■ Exercise objective: Could you reproduce all the rows below, substituting "candlestick" for each "candle-body" and leaving everything else unchanged?

++++

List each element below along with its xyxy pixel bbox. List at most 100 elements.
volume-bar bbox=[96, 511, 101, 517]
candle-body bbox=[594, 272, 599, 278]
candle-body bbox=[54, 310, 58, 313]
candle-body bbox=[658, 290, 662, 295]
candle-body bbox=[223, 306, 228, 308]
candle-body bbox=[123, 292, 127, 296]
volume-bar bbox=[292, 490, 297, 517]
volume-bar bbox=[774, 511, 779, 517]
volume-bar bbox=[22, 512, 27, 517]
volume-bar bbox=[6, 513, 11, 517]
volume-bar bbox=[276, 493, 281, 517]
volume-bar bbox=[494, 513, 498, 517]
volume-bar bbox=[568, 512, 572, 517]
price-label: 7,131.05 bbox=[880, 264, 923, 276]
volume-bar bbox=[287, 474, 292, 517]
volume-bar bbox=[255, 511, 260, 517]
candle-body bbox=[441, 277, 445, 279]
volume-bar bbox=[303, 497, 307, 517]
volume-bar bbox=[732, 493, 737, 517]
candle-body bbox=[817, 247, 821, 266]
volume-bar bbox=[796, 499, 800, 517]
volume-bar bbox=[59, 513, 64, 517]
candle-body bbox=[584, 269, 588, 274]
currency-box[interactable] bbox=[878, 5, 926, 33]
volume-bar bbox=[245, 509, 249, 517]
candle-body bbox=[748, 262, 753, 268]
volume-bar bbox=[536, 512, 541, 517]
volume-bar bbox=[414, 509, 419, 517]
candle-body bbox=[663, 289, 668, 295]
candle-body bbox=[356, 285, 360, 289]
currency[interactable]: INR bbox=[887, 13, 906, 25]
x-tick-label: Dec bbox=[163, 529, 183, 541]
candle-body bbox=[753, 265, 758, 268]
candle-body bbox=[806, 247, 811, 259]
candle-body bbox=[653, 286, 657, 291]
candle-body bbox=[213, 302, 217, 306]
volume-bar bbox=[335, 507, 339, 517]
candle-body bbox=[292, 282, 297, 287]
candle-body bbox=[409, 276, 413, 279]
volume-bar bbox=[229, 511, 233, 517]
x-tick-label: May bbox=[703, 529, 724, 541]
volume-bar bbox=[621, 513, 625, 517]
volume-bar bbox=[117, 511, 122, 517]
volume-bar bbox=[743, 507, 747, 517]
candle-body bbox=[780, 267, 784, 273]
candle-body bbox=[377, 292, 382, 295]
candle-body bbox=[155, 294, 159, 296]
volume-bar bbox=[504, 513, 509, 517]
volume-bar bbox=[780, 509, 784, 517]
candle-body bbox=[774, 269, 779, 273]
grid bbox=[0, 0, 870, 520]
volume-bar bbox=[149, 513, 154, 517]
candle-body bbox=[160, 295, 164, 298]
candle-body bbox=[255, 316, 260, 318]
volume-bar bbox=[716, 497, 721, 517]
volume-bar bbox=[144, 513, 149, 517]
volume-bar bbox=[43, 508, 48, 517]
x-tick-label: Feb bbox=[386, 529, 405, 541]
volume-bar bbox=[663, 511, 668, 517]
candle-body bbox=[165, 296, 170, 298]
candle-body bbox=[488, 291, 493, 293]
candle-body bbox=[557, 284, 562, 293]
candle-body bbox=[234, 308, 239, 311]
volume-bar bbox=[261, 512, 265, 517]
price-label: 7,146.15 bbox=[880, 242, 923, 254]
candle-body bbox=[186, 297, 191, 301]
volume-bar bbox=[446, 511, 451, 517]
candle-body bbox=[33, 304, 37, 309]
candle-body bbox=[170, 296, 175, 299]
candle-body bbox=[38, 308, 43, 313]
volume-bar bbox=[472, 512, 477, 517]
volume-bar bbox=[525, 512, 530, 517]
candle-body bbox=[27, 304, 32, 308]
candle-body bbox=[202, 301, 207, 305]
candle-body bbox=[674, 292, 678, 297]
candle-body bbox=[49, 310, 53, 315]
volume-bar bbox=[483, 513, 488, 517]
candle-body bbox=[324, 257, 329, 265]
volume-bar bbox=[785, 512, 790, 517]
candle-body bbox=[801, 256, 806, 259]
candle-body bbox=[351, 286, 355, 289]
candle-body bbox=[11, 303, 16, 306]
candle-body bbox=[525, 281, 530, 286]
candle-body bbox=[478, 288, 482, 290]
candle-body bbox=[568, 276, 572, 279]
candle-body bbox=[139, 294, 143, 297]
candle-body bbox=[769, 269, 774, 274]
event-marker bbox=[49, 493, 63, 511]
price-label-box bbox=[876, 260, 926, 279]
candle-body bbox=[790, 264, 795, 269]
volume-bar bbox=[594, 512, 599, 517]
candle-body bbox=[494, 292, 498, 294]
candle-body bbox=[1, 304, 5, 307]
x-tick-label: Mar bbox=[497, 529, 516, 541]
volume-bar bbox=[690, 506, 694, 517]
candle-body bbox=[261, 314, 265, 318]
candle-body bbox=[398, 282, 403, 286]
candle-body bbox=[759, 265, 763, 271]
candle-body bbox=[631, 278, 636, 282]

++++

■ Correct result:
List each element below along with its xyxy pixel bbox. List at most 100 elements.
volume-bar bbox=[96, 511, 101, 517]
candlestick bbox=[594, 272, 599, 278]
candlestick bbox=[54, 310, 58, 313]
candlestick bbox=[658, 290, 662, 295]
candlestick bbox=[223, 306, 228, 308]
candlestick bbox=[123, 292, 127, 296]
volume-bar bbox=[292, 490, 297, 517]
volume-bar bbox=[774, 511, 779, 517]
volume-bar bbox=[22, 512, 27, 517]
volume-bar bbox=[6, 513, 11, 517]
volume-bar bbox=[276, 493, 281, 517]
volume-bar bbox=[494, 513, 498, 517]
volume-bar bbox=[568, 512, 572, 517]
price-label: 7,131.05 bbox=[880, 264, 923, 276]
volume-bar bbox=[287, 474, 292, 517]
volume-bar bbox=[255, 511, 260, 517]
candlestick bbox=[441, 277, 445, 279]
volume-bar bbox=[303, 497, 307, 517]
volume-bar bbox=[732, 493, 737, 517]
candlestick bbox=[817, 247, 821, 266]
volume-bar bbox=[796, 499, 800, 517]
volume-bar bbox=[59, 513, 64, 517]
candlestick bbox=[584, 269, 588, 274]
currency-box[interactable] bbox=[878, 5, 926, 33]
volume-bar bbox=[245, 509, 249, 517]
candlestick bbox=[748, 262, 753, 268]
volume-bar bbox=[536, 512, 541, 517]
volume-bar bbox=[414, 509, 419, 517]
candlestick bbox=[663, 289, 668, 295]
candlestick bbox=[356, 285, 360, 289]
currency[interactable]: INR bbox=[887, 13, 906, 25]
x-tick-label: Dec bbox=[163, 529, 183, 541]
candlestick bbox=[753, 265, 758, 268]
candlestick bbox=[806, 247, 811, 259]
candlestick bbox=[653, 286, 657, 291]
candlestick bbox=[213, 302, 217, 306]
volume-bar bbox=[335, 507, 339, 517]
candlestick bbox=[292, 282, 297, 287]
candlestick bbox=[409, 276, 413, 279]
volume-bar bbox=[229, 511, 233, 517]
x-tick-label: May bbox=[703, 529, 724, 541]
volume-bar bbox=[621, 513, 625, 517]
volume-bar bbox=[117, 511, 122, 517]
volume-bar bbox=[743, 507, 747, 517]
candlestick bbox=[780, 267, 784, 273]
candlestick bbox=[377, 292, 382, 295]
candlestick bbox=[155, 294, 159, 296]
volume-bar bbox=[504, 513, 509, 517]
volume-bar bbox=[780, 509, 784, 517]
candlestick bbox=[774, 269, 779, 273]
grid bbox=[0, 0, 870, 520]
volume-bar bbox=[149, 513, 154, 517]
candlestick bbox=[160, 295, 164, 298]
candlestick bbox=[255, 316, 260, 318]
volume-bar bbox=[716, 497, 721, 517]
volume-bar bbox=[144, 513, 149, 517]
volume-bar bbox=[43, 508, 48, 517]
x-tick-label: Feb bbox=[386, 529, 405, 541]
volume-bar bbox=[663, 511, 668, 517]
candlestick bbox=[165, 296, 170, 298]
candlestick bbox=[488, 291, 493, 293]
candlestick bbox=[557, 284, 562, 293]
candlestick bbox=[234, 308, 239, 311]
volume-bar bbox=[261, 512, 265, 517]
price-label: 7,146.15 bbox=[880, 242, 923, 254]
candlestick bbox=[186, 297, 191, 301]
volume-bar bbox=[446, 511, 451, 517]
candlestick bbox=[33, 304, 37, 309]
candlestick bbox=[170, 296, 175, 299]
candlestick bbox=[38, 308, 43, 313]
volume-bar bbox=[472, 512, 477, 517]
volume-bar bbox=[525, 512, 530, 517]
candlestick bbox=[27, 304, 32, 308]
candlestick bbox=[202, 301, 207, 305]
candlestick bbox=[674, 292, 678, 297]
candlestick bbox=[49, 310, 53, 315]
volume-bar bbox=[483, 513, 488, 517]
candlestick bbox=[324, 257, 329, 265]
volume-bar bbox=[785, 512, 790, 517]
candlestick bbox=[801, 256, 806, 259]
candlestick bbox=[351, 286, 355, 289]
candlestick bbox=[11, 303, 16, 306]
candlestick bbox=[525, 281, 530, 286]
candlestick bbox=[478, 288, 482, 290]
candlestick bbox=[568, 276, 572, 279]
candlestick bbox=[139, 294, 143, 297]
candlestick bbox=[769, 269, 774, 274]
event-marker bbox=[49, 493, 63, 511]
price-label-box bbox=[876, 260, 926, 279]
candlestick bbox=[790, 264, 795, 269]
volume-bar bbox=[594, 512, 599, 517]
candlestick bbox=[494, 292, 498, 294]
candlestick bbox=[1, 304, 5, 307]
x-tick-label: Mar bbox=[497, 529, 516, 541]
volume-bar bbox=[690, 506, 694, 517]
candlestick bbox=[261, 314, 265, 318]
candlestick bbox=[398, 282, 403, 286]
candlestick bbox=[759, 265, 763, 271]
candlestick bbox=[631, 278, 636, 282]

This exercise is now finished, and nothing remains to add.